WHAT YOU SHOULD DO – Set down the full listing exactly as given. Any pictures are to be left out.
begin DATASET RECORDS
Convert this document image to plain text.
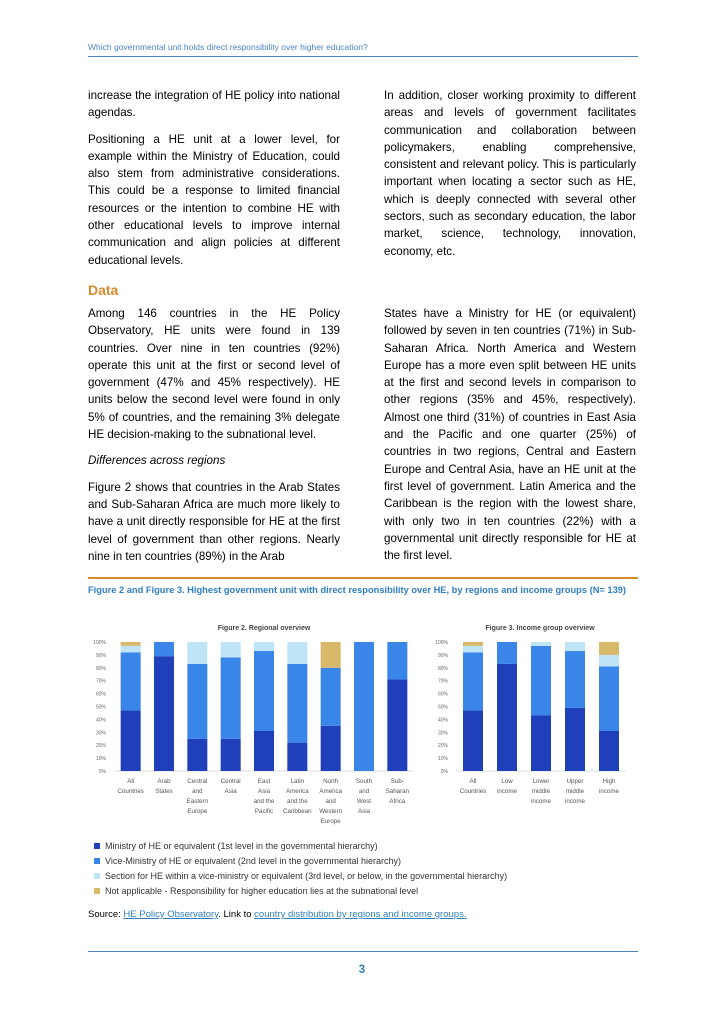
Which governmental unit holds direct responsibility over higher education?

increase the integration of HE policy into national agendas.

Positioning a HE unit at a lower level, for example within the Ministry of Education, could also stem from administrative considerations. This could be a response to limited financial resources or the intention to combine HE with other educational levels to improve internal communication and align policies at different educational levels.

In addition, closer working proximity to different areas and levels of government facilitates communication and collaboration between policymakers, enabling comprehensive, consistent and relevant policy. This is particularly important when locating a sector such as HE, which is deeply connected with several other sectors, such as secondary education, the labor market, science, technology, innovation, economy, etc.

Data

Among 146 countries in the HE Policy Observatory, HE units were found in 139 countries. Over nine in ten countries (92%) operate this unit at the first or second level of government (47% and 45% respectively). HE units below the second level were found in only 5% of countries, and the remaining 3% delegate HE decision-making to the subnational level.

Differences across regions

Figure 2 shows that countries in the Arab States and Sub-Saharan Africa are much more likely to have a unit directly responsible for HE at the first level of government than other regions. Nearly nine in ten countries (89%) in the Arab

States have a Ministry for HE (or equivalent) followed by seven in ten countries (71%) in Sub-Saharan Africa. North America and Western Europe has a more even split between HE units at the first and second levels in comparison to other regions (35% and 45%, respectively). Almost one third (31%) of countries in East Asia and the Pacific and one quarter (25%) of countries in two regions, Central and Eastern Europe and Central Asia, have an HE unit at the first level of government. Latin America and the Caribbean is the region with the lowest share, with only two in ten countries (22%) with a governmental unit directly responsible for HE at the first level.

Figure 2 and Figure 3. Highest government unit with direct responsibility over HE, by regions and income groups (N= 139)
Figure 2. Regional overview
0%
10%
20%
30%
40%
50%
60%
70%
80%
90%
100%
All
Countries
Arab
States
Central
and
Eastern
Europe
Central
Asia
East
Asia
and the
Pacific
Latin
America
and the
Caribbean
North
America
and
Western
Europe
South
and
West
Asia
Sub-
Saharan
Africa
Figure 3. Income group overview
0%
10%
20%
30%
40%
50%
60%
70%
80%
90%
100%
All
Countries
Low
income
Lower
middle
income
Upper
middle
income
High
income
Ministry of HE or equivalent (1st level in the governmental hierarchy)
Vice-Ministry of HE or equivalent (2nd level in the governmental hierarchy)
Section for HE within a vice-ministry or equivalent (3rd level, or below, in the governmental hierarchy)
Not applicable - Responsibility for higher education lies at the subnational level
Source: HE Policy Observatory. Link to country distribution by regions and income groups.
3
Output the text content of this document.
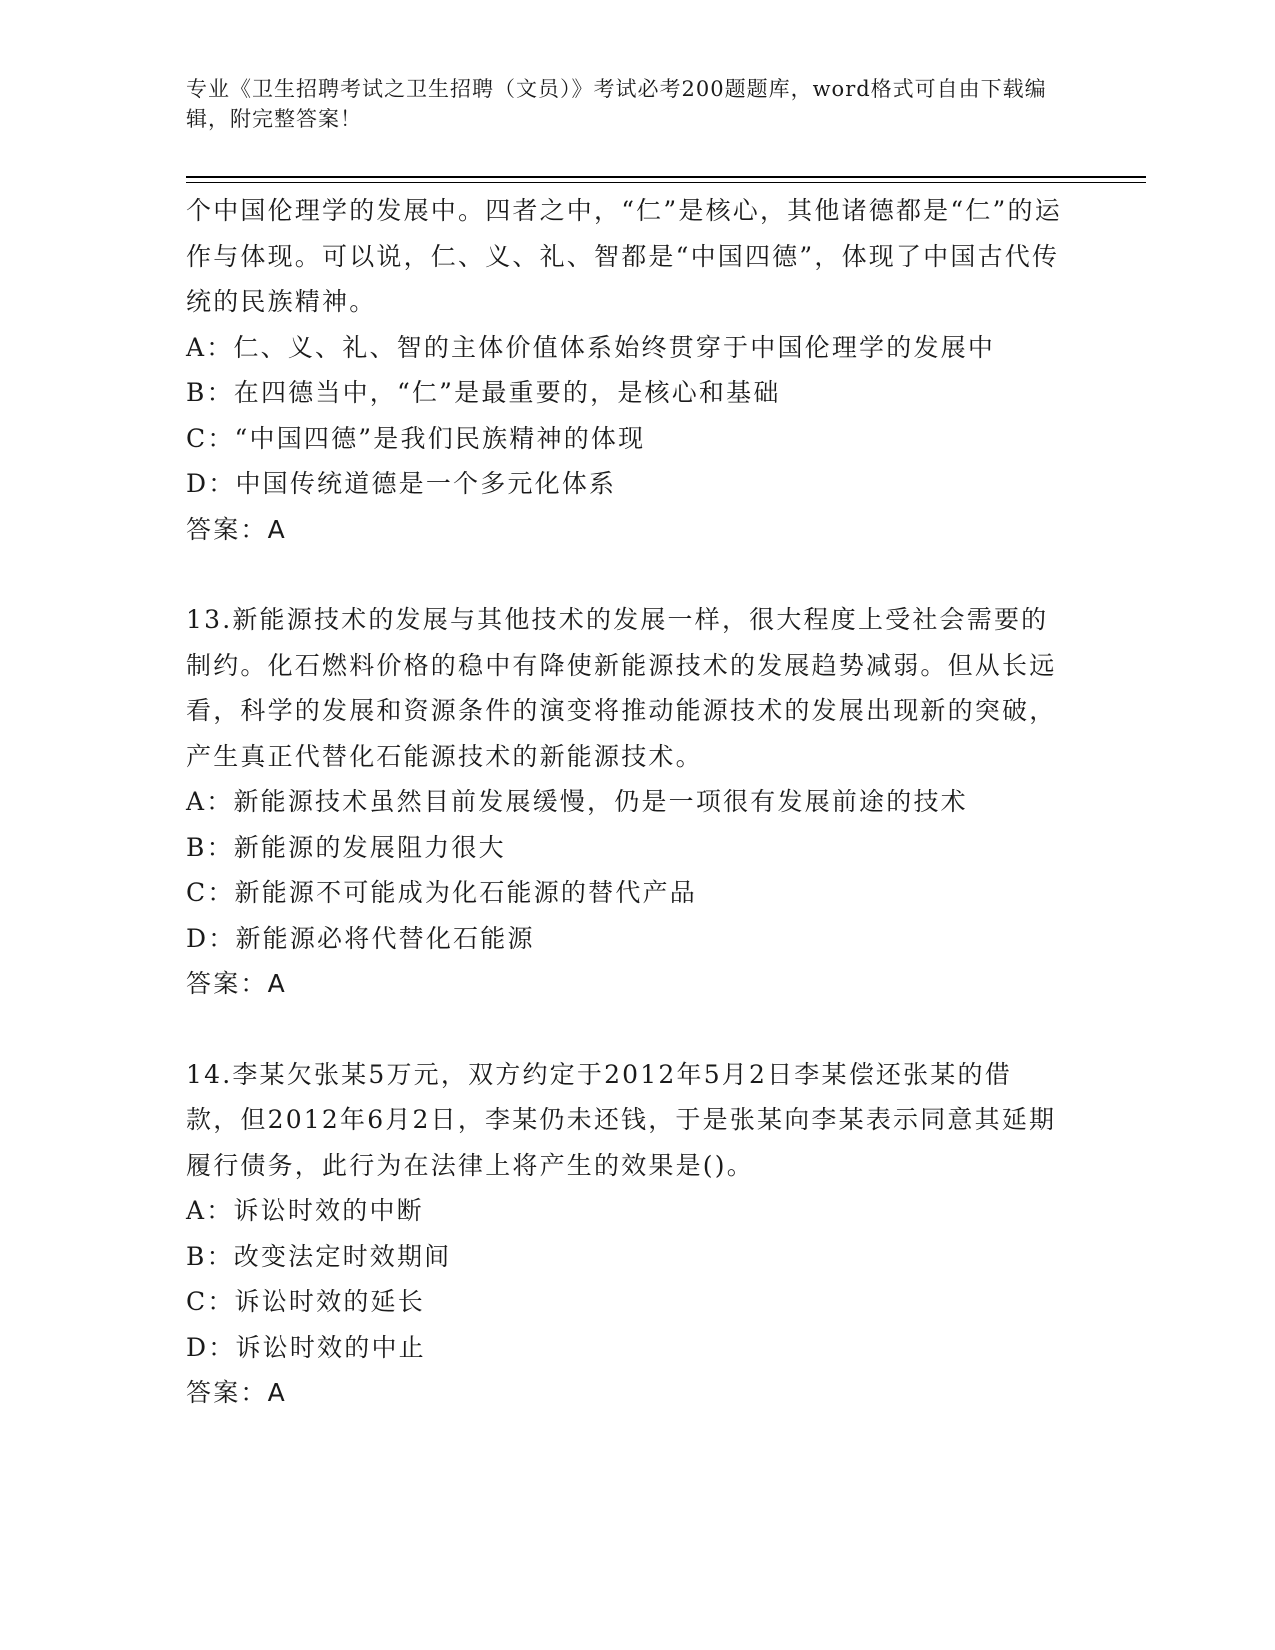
专业《卫生招聘考试之卫生招聘（文员）》考试必考200题题库，word格式可自由下载编辑，附完整答案！
个中国伦理学的发展中。四者之中，“仁”是核心，其他诸德都是“仁”的运作与体现。可以说，仁、义、礼、智都是“中国四德”，体现了中国古代传统的民族精神。
A：仁、义、礼、智的主体价值体系始终贯穿于中国伦理学的发展中
B：在四德当中，“仁”是最重要的，是核心和基础
C：“中国四德”是我们民族精神的体现
D：中国传统道德是一个多元化体系
答案：A
13.新能源技术的发展与其他技术的发展一样，很大程度上受社会需要的制约。化石燃料价格的稳中有降使新能源技术的发展趋势减弱。但从长远看，科学的发展和资源条件的演变将推动能源技术的发展出现新的突破，产生真正代替化石能源技术的新能源技术。
A：新能源技术虽然目前发展缓慢，仍是一项很有发展前途的技术
B：新能源的发展阻力很大
C：新能源不可能成为化石能源的替代产品
D：新能源必将代替化石能源
答案：A
14.李某欠张某5万元，双方约定于2012年5月2日李某偿还张某的借款，但2012年6月2日，李某仍未还钱，于是张某向李某表示同意其延期履行债务，此行为在法律上将产生的效果是()。
A：诉讼时效的中断
B：改变法定时效期间
C：诉讼时效的延长
D：诉讼时效的中止
答案：A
end DATASET RECORDS
SOLUTION FOR THIS TASK –
Convert this document image to plain text.
Which governmental unit holds direct responsibility over higher education?

increase the integration of HE policy into national agendas.

Positioning a HE unit at a lower level, for example within the Ministry of Education, could also stem from administrative considerations. This could be a response to limited financial resources or the intention to combine HE with other educational levels to improve internal communication and align policies at different educational levels.

In addition, closer working proximity to different areas and levels of government facilitates communication and collaboration between policymakers, enabling comprehensive, consistent and relevant policy. This is particularly important when locating a sector such as HE, which is deeply connected with several other sectors, such as secondary education, the labor market, science, technology, innovation, economy, etc.

Data

Among 146 countries in the HE Policy Observatory, HE units were found in 139 countries. Over nine in ten countries (92%) operate this unit at the first or second level of government (47% and 45% respectively). HE units below the second level were found in only 5% of countries, and the remaining 3% delegate HE decision-making to the subnational level.

Differences across regions

Figure 2 shows that countries in the Arab States and Sub-Saharan Africa are much more likely to have a unit directly responsible for HE at the first level of government than other regions. Nearly nine in ten countries (89%) in the Arab

States have a Ministry for HE (or equivalent) followed by seven in ten countries (71%) in Sub-Saharan Africa. North America and Western Europe has a more even split between HE units at the first and second levels in comparison to other regions (35% and 45%, respectively). Almost one third (31%) of countries in East Asia and the Pacific and one quarter (25%) of countries in two regions, Central and Eastern Europe and Central Asia, have an HE unit at the first level of government. Latin America and the Caribbean is the region with the lowest share, with only two in ten countries (22%) with a governmental unit directly responsible for HE at the first level.

Figure 2 and Figure 3. Highest government unit with direct responsibility over HE, by regions and income groups (N= 139)
Figure 2. Regional overview
0%
10%
20%
30%
40%
50%
60%
70%
80%
90%
100%
All
Countries
Arab
States
Central
and
Eastern
Europe
Central
Asia
East
Asia
and the
Pacific
Latin
America
and the
Caribbean
North
America
and
Western
Europe
South
and
West
Asia
Sub-
Saharan
Africa
Figure 3. Income group overview
0%
10%
20%
30%
40%
50%
60%
70%
80%
90%
100%
All
Countries
Low
income
Lower
middle
income
Upper
middle
income
High
income
Ministry of HE or equivalent (1st level in the governmental hierarchy)
Vice-Ministry of HE or equivalent (2nd level in the governmental hierarchy)
Section for HE within a vice-ministry or equivalent (3rd level, or below, in the governmental hierarchy)
Not applicable - Responsibility for higher education lies at the subnational level
Source: HE Policy Observatory. Link to country distribution by regions and income groups.
3
Output the text content of this document.
专业《卫生招聘考试之卫生招聘（文员）》考试必考200题题库，word格式可自由下载编辑，附完整答案！
个中国伦理学的发展中。四者之中，“仁”是核心，其他诸德都是“仁”的运作与体现。可以说，仁、义、礼、智都是“中国四德”，体现了中国古代传统的民族精神。
A：仁、义、礼、智的主体价值体系始终贯穿于中国伦理学的发展中
B：在四德当中，“仁”是最重要的，是核心和基础
C：“中国四德”是我们民族精神的体现
D：中国传统道德是一个多元化体系
答案：A
13.新能源技术的发展与其他技术的发展一样，很大程度上受社会需要的制约。化石燃料价格的稳中有降使新能源技术的发展趋势减弱。但从长远看，科学的发展和资源条件的演变将推动能源技术的发展出现新的突破，产生真正代替化石能源技术的新能源技术。
A：新能源技术虽然目前发展缓慢，仍是一项很有发展前途的技术
B：新能源的发展阻力很大
C：新能源不可能成为化石能源的替代产品
D：新能源必将代替化石能源
答案：A
14.李某欠张某5万元，双方约定于2012年5月2日李某偿还张某的借款，但2012年6月2日，李某仍未还钱，于是张某向李某表示同意其延期履行债务，此行为在法律上将产生的效果是()。
A：诉讼时效的中断
B：改变法定时效期间
C：诉讼时效的延长
D：诉讼时效的中止
答案：A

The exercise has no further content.